## [Given problem]
Pictures appear in the records below; write out everything else exactly.

## [Supplied records]

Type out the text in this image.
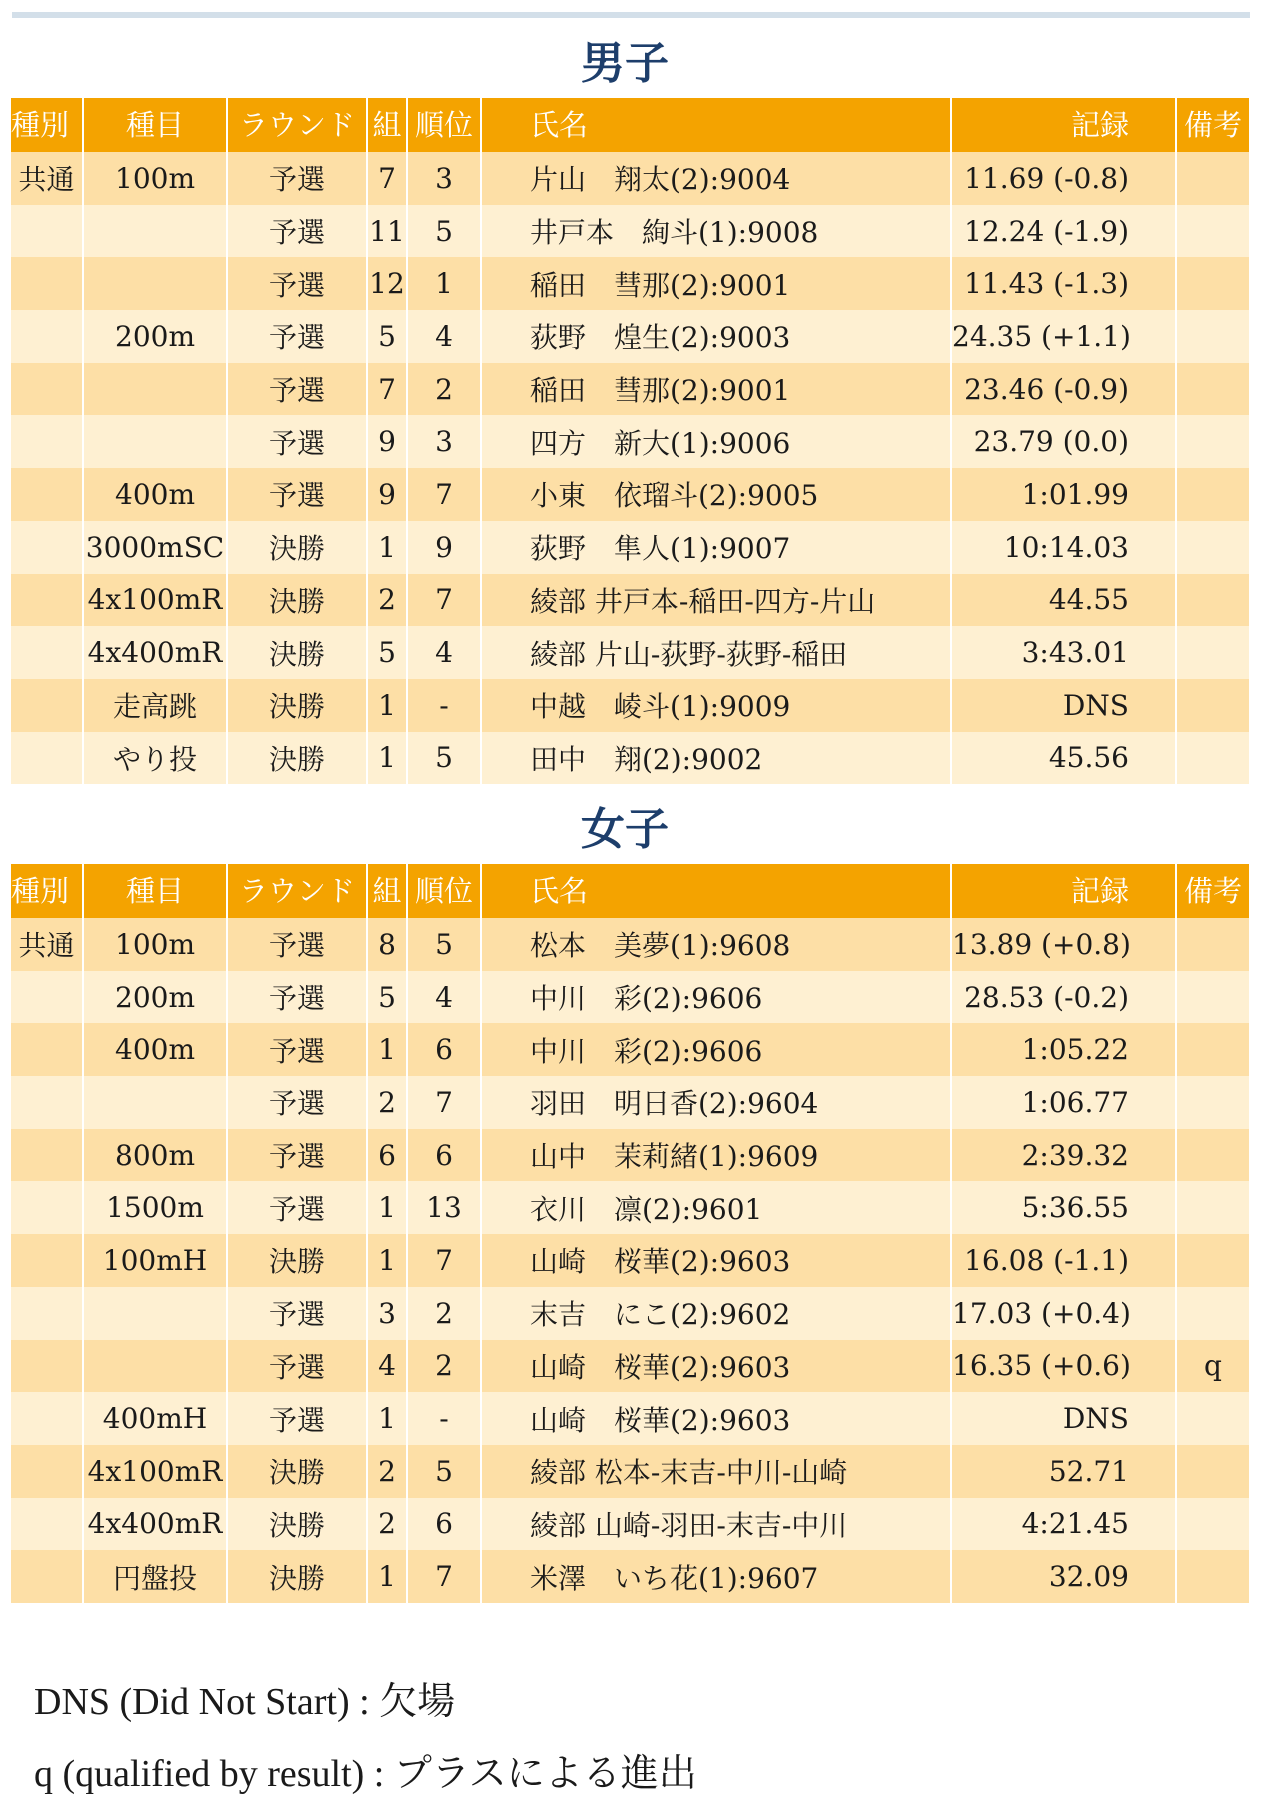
男子
種別	種目	ラウンド	組	順位	氏名	記録	備考
共通	100m	予選	7	3	片山　翔太(2):9004	11.69 (-0.8)	
		予選	11	5	井戸本　絢斗(1):9008	12.24 (-1.9)	
		予選	12	1	稲田　彗那(2):9001	11.43 (-1.3)	
	200m	予選	5	4	荻野　煌生(2):9003	24.35 (+1.1)	
		予選	7	2	稲田　彗那(2):9001	23.46 (-0.9)	
		予選	9	3	四方　新大(1):9006	23.79 (0.0)	
	400m	予選	9	7	小東　依瑠斗(2):9005	1:01.99	
	3000mSC	決勝	1	9	荻野　隼人(1):9007	10:14.03	
	4x100mR	決勝	2	7	綾部 井戸本-稲田-四方-片山	44.55	
	4x400mR	決勝	5	4	綾部 片山-荻野-荻野-稲田	3:43.01	
	走高跳	決勝	1	-	中越　崚斗(1):9009	DNS	
	やり投	決勝	1	5	田中　翔(2):9002	45.56	
女子
種別	種目	ラウンド	組	順位	氏名	記録	備考
共通	100m	予選	8	5	松本　美夢(1):9608	13.89 (+0.8)	
	200m	予選	5	4	中川　彩(2):9606	28.53 (-0.2)	
	400m	予選	1	6	中川　彩(2):9606	1:05.22	
		予選	2	7	羽田　明日香(2):9604	1:06.77	
	800m	予選	6	6	山中　茉莉緒(1):9609	2:39.32	
	1500m	予選	1	13	衣川　凛(2):9601	5:36.55	
	100mH	決勝	1	7	山崎　桜華(2):9603	16.08 (-1.1)	
		予選	3	2	末吉　にこ(2):9602	17.03 (+0.4)	
		予選	4	2	山崎　桜華(2):9603	16.35 (+0.6)	q
	400mH	予選	1	-	山崎　桜華(2):9603	DNS	
	4x100mR	決勝	2	5	綾部 松本-末吉-中川-山崎	52.71	
	4x400mR	決勝	2	6	綾部 山崎-羽田-末吉-中川	4:21.45	
	円盤投	決勝	1	7	米澤　いち花(1):9607	32.09	
DNS (Did Not Start) : 欠場
q (qualified by result) : プラスによる進出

## [The response]
Type out the text in this image.
男子
種別	種目	ラウンド	組	順位	氏名	記録	備考
共通	100m	予選	7	3	片山　翔太(2):9004	11.69 (-0.8)	
		予選	11	5	井戸本　絢斗(1):9008	12.24 (-1.9)	
		予選	12	1	稲田　彗那(2):9001	11.43 (-1.3)	
	200m	予選	5	4	荻野　煌生(2):9003	24.35 (+1.1)	
		予選	7	2	稲田　彗那(2):9001	23.46 (-0.9)	
		予選	9	3	四方　新大(1):9006	23.79 (0.0)	
	400m	予選	9	7	小東　依瑠斗(2):9005	1:01.99	
	3000mSC	決勝	1	9	荻野　隼人(1):9007	10:14.03	
	4x100mR	決勝	2	7	綾部 井戸本-稲田-四方-片山	44.55	
	4x400mR	決勝	5	4	綾部 片山-荻野-荻野-稲田	3:43.01	
	走高跳	決勝	1	-	中越　崚斗(1):9009	DNS	
	やり投	決勝	1	5	田中　翔(2):9002	45.56	
女子
種別	種目	ラウンド	組	順位	氏名	記録	備考
共通	100m	予選	8	5	松本　美夢(1):9608	13.89 (+0.8)	
	200m	予選	5	4	中川　彩(2):9606	28.53 (-0.2)	
	400m	予選	1	6	中川　彩(2):9606	1:05.22	
		予選	2	7	羽田　明日香(2):9604	1:06.77	
	800m	予選	6	6	山中　茉莉緒(1):9609	2:39.32	
	1500m	予選	1	13	衣川　凛(2):9601	5:36.55	
	100mH	決勝	1	7	山崎　桜華(2):9603	16.08 (-1.1)	
		予選	3	2	末吉　にこ(2):9602	17.03 (+0.4)	
		予選	4	2	山崎　桜華(2):9603	16.35 (+0.6)	q
	400mH	予選	1	-	山崎　桜華(2):9603	DNS	
	4x100mR	決勝	2	5	綾部 松本-末吉-中川-山崎	52.71	
	4x400mR	決勝	2	6	綾部 山崎-羽田-末吉-中川	4:21.45	
	円盤投	決勝	1	7	米澤　いち花(1):9607	32.09	
DNS (Did Not Start) : 欠場
q (qualified by result) : プラスによる進出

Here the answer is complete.